• Goal:
Every line of the data that contains the string "text" must be copied.

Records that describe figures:
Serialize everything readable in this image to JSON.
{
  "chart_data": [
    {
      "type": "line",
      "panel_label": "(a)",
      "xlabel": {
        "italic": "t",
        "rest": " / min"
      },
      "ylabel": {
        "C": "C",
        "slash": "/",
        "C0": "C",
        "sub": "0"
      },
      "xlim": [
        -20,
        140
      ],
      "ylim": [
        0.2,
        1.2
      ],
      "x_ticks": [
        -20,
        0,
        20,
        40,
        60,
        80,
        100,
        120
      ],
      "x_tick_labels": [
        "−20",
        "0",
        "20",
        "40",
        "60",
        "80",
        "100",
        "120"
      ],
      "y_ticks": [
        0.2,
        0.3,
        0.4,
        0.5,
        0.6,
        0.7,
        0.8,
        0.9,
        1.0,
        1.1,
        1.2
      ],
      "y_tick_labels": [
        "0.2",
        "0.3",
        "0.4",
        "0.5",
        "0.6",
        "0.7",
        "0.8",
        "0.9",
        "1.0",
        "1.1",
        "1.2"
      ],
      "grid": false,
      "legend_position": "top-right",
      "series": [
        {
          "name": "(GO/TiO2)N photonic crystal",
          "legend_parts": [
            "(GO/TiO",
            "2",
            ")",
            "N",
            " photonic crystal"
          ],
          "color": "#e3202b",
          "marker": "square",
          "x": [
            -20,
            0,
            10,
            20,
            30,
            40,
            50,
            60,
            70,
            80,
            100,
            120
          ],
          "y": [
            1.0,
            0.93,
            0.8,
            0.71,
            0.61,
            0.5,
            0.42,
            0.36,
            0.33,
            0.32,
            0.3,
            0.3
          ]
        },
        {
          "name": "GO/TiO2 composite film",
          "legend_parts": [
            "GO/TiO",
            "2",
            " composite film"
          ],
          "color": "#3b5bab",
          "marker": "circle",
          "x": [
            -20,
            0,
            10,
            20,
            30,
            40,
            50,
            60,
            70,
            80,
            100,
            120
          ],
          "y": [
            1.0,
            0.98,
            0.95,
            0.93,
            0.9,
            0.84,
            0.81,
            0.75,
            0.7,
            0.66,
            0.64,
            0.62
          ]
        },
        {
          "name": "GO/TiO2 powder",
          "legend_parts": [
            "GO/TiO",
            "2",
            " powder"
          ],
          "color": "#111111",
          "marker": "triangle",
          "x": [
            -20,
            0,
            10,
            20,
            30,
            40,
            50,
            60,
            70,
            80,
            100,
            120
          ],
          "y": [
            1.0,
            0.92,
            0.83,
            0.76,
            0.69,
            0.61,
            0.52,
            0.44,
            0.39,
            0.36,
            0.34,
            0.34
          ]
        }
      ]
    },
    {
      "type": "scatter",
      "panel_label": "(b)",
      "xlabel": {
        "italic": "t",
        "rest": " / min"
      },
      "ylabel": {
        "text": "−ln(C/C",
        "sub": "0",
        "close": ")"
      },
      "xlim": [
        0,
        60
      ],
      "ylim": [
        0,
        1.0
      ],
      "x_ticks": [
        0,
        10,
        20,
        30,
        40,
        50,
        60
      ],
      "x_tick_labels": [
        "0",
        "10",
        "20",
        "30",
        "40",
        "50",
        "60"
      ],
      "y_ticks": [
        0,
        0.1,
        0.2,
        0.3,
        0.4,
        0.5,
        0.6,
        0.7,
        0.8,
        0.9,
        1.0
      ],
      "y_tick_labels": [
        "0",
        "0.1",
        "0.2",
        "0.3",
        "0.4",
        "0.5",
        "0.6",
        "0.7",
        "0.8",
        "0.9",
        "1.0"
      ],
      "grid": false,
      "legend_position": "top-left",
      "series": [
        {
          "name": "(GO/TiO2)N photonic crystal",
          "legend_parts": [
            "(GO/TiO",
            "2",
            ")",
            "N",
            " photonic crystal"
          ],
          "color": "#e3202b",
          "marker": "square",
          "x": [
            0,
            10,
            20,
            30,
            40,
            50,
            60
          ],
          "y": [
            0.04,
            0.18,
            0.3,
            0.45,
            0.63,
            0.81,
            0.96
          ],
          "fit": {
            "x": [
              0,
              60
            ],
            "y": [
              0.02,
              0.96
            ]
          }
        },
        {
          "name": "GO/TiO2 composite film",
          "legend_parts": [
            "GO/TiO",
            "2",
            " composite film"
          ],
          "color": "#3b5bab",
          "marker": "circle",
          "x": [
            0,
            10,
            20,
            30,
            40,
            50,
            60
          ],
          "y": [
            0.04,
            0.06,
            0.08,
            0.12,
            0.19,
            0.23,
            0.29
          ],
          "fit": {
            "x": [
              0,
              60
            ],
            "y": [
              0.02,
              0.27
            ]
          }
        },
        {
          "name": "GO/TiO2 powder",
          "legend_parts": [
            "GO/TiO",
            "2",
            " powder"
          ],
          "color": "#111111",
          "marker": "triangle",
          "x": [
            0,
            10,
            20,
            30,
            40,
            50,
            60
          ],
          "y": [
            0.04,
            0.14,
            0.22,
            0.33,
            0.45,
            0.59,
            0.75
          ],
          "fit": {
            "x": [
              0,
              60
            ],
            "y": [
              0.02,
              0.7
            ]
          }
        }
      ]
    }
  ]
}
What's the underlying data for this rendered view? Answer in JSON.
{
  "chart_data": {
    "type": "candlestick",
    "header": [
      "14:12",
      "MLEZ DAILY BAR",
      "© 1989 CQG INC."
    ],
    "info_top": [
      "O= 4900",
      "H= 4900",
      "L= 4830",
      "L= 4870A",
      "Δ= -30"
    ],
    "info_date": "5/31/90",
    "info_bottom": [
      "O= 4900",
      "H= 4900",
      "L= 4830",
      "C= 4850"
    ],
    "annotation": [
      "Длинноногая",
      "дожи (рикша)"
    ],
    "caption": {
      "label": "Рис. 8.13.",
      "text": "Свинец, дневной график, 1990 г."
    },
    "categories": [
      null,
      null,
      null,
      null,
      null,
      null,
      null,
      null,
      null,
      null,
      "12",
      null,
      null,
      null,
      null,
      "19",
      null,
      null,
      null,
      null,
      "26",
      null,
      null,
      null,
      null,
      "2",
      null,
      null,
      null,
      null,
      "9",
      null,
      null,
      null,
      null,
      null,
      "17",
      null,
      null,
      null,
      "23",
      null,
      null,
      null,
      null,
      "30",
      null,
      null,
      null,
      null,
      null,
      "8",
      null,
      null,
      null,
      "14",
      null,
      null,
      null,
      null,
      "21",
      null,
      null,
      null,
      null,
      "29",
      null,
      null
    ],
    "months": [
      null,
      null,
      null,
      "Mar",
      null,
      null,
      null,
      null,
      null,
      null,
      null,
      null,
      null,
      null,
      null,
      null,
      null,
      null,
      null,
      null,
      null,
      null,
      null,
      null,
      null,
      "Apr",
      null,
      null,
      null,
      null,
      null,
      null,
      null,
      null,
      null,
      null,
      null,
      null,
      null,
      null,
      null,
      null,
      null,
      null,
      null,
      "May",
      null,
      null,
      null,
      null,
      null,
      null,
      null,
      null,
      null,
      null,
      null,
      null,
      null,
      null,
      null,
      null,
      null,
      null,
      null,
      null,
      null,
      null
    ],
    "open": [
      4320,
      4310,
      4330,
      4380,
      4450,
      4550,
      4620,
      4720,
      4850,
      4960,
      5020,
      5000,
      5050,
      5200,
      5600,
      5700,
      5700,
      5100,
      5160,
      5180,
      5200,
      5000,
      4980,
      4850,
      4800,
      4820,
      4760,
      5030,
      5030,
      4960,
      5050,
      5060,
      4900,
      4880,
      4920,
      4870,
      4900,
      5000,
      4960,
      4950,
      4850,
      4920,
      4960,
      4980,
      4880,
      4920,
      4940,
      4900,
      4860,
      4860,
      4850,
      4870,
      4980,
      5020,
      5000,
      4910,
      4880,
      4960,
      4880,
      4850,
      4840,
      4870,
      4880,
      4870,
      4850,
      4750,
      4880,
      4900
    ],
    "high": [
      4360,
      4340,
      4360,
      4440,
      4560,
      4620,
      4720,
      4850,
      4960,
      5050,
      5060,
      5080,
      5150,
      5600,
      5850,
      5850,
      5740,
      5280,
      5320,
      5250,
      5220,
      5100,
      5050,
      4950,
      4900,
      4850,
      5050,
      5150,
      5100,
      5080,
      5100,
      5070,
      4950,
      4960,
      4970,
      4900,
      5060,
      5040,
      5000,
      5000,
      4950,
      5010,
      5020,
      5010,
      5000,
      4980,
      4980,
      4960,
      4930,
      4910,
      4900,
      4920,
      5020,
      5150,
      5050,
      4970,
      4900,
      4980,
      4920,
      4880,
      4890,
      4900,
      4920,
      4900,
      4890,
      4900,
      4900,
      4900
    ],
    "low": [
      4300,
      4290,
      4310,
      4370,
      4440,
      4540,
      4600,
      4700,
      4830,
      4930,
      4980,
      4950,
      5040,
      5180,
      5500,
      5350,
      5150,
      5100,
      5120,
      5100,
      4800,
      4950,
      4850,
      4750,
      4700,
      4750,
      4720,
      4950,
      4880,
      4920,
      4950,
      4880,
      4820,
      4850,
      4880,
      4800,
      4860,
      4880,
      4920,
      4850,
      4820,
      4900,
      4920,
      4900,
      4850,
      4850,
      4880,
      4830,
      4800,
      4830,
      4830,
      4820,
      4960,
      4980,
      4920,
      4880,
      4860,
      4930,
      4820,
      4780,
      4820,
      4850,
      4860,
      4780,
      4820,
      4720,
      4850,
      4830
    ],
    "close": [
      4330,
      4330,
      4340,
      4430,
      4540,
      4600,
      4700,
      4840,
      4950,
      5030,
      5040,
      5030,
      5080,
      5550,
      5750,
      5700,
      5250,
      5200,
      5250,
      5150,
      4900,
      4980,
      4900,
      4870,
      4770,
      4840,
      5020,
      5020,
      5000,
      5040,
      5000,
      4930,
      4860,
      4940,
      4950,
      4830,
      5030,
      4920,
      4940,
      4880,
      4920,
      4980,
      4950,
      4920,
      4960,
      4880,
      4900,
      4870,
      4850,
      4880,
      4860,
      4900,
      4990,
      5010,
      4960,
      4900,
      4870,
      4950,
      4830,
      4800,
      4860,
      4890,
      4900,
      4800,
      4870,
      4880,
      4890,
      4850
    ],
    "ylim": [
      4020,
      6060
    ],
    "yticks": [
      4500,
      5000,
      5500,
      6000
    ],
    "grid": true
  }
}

• Problem solution:
        "text": "−ln(C/C",
      "text": "Свинец, дневной график, 1990 г."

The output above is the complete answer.